_Challenge_. Look through the records below, and copy out every line that holds the string "власності".

_Task data_.
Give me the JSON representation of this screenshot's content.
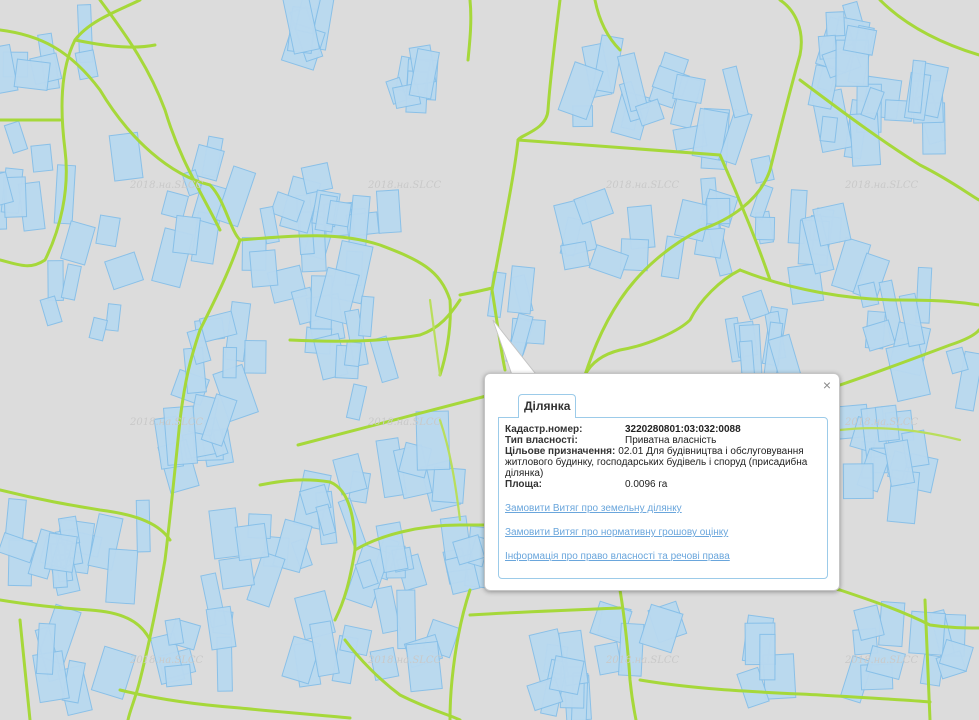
{
  "map": {
    "watermark_text": "2018.на.SLCC",
    "colors": {
      "background": "#dcdcdc",
      "parcel_fill": "#b9d9f0",
      "parcel_stroke": "#86bfe8",
      "road": "#a6d83a"
    }
  },
  "popup": {
    "tab_label": "Ділянка",
    "close_icon": "×",
    "fields": {
      "cadastral_label": "Кадастр.номер:",
      "cadastral_value": "3220280801:03:032:0088",
      "ownership_label": "Тип власності:",
      "ownership_value": "Приватна власність",
      "purpose_label": "Цільове призначення:",
      "purpose_value": "02.01 Для будівництва і обслуговування житлового будинку, господарських будівель і споруд (присадибна ділянка)",
      "area_label": "Площа:",
      "area_value": "0.0096 га"
    },
    "links": {
      "extract_land": "Замовити Витяг про земельну ділянку",
      "extract_valuation": "Замовити Витяг про нормативну грошову оцінку",
      "ownership_info": "Інформація про право власності та речові права"
    }
  }
}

_Expected output_.
      "ownership_label": "Тип власності:",
      "ownership_info": "Інформація про право власності та речові права"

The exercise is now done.